* TASK INSTRUCTIONS
Copy everything from the start of the data down to the line that contains "- Text: Feature 3: Feature", including that line, and keep every line unchanged.

-- Start --

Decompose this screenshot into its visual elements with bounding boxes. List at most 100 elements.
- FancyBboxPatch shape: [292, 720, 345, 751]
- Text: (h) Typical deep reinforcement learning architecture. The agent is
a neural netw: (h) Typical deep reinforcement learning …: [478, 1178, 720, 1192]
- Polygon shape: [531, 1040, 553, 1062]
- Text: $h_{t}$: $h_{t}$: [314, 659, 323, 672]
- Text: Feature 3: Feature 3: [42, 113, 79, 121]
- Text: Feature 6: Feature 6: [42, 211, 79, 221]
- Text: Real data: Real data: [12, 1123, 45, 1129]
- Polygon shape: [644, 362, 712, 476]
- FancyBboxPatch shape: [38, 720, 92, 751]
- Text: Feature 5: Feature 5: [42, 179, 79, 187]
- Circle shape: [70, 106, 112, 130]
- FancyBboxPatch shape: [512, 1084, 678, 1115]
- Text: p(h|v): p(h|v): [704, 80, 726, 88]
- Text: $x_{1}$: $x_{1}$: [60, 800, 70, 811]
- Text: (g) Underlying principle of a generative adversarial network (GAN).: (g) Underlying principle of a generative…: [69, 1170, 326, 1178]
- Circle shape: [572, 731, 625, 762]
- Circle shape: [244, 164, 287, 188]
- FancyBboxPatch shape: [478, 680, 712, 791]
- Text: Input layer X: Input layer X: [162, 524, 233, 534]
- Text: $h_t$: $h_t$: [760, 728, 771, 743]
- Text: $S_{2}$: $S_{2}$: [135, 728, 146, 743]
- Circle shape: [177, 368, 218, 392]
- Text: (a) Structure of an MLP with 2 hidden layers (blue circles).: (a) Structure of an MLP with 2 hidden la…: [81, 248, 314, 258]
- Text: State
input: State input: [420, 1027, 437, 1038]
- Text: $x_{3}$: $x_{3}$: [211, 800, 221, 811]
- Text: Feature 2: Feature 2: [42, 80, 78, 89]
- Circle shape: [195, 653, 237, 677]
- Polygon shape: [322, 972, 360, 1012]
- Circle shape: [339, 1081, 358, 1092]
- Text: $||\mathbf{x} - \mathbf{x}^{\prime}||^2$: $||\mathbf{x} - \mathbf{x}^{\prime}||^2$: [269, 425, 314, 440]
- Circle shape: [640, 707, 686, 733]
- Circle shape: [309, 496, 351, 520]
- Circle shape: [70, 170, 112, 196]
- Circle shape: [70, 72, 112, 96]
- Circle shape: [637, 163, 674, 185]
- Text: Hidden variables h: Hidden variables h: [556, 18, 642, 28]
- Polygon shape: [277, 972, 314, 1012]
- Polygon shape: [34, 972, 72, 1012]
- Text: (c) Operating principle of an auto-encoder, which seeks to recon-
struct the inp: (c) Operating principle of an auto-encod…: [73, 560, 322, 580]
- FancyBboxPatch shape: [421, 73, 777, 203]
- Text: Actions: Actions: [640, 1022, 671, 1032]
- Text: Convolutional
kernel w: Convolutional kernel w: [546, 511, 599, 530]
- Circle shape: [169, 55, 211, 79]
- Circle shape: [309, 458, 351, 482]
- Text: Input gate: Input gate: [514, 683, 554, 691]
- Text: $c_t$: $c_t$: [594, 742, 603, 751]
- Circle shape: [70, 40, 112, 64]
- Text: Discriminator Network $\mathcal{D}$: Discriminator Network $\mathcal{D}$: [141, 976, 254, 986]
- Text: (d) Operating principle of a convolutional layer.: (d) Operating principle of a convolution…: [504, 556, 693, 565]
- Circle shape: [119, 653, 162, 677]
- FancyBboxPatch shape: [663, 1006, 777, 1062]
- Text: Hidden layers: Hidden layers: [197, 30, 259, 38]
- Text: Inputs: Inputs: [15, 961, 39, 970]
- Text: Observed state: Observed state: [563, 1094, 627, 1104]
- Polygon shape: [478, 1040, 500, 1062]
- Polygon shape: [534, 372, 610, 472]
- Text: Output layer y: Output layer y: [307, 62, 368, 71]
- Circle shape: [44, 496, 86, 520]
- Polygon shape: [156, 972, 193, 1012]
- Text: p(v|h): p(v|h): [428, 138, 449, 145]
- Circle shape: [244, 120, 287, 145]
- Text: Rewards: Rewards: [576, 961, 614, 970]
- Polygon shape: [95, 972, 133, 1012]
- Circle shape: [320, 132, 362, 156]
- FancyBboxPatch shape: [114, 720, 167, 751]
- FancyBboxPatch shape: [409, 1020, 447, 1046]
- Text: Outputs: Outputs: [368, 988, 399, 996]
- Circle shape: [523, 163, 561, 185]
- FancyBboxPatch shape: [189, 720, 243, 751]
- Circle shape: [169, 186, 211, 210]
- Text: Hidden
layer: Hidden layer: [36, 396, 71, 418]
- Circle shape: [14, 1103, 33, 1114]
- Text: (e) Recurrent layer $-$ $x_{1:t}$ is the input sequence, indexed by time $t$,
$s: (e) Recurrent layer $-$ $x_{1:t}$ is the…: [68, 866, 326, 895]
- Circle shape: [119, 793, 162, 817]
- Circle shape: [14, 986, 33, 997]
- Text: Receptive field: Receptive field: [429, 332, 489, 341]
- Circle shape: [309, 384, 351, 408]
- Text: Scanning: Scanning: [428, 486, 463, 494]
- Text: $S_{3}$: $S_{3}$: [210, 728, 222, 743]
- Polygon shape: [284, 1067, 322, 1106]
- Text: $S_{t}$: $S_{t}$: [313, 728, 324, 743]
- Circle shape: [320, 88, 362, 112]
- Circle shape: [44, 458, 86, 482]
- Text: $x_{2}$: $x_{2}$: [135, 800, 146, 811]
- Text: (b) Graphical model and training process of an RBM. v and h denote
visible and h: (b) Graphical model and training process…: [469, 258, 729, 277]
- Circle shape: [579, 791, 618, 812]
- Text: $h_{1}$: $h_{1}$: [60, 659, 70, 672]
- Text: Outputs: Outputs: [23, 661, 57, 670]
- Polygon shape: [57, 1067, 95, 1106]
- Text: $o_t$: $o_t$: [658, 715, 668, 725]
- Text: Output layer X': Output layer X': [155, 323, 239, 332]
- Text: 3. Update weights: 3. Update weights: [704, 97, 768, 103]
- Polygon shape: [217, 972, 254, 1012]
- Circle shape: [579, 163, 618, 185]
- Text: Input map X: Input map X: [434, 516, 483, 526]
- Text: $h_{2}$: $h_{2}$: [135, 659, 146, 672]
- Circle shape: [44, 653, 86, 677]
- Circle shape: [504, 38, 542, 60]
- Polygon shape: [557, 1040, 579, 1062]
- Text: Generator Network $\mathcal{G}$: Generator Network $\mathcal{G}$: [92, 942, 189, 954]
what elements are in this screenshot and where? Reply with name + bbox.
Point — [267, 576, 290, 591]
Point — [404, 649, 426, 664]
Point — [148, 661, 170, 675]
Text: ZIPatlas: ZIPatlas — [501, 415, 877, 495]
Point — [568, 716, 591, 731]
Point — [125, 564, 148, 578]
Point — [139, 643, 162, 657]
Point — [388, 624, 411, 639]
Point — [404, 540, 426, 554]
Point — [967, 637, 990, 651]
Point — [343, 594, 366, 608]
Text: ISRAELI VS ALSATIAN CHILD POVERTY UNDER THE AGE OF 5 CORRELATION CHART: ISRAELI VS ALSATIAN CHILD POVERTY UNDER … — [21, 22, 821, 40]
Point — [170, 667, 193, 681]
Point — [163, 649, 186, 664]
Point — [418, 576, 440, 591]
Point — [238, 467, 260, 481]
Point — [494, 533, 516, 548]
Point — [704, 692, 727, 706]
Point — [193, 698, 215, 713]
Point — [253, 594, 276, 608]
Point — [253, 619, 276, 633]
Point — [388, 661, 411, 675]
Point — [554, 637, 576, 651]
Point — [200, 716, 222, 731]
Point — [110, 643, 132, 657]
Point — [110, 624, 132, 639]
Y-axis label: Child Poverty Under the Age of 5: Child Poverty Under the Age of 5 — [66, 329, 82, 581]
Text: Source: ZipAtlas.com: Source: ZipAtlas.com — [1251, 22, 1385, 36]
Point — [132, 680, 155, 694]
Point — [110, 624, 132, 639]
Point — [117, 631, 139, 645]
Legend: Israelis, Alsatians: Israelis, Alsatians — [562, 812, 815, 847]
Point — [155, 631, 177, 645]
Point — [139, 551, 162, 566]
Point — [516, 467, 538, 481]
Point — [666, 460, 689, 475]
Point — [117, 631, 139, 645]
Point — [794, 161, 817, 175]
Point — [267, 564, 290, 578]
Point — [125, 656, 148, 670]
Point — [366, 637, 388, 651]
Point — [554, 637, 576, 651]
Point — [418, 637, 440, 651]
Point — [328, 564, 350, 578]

-- End --

* EXERCISE OUTPUT
Decompose this screenshot into its visual elements with bounding boxes. List at most 100 elements.
- FancyBboxPatch shape: [292, 720, 345, 751]
- Text: (h) Typical deep reinforcement learning architecture. The agent is
a neural netw: (h) Typical deep reinforcement learning …: [478, 1178, 720, 1192]
- Polygon shape: [531, 1040, 553, 1062]
- Text: $h_{t}$: $h_{t}$: [314, 659, 323, 672]
- Text: Feature 3: Feature 3: [42, 113, 79, 121]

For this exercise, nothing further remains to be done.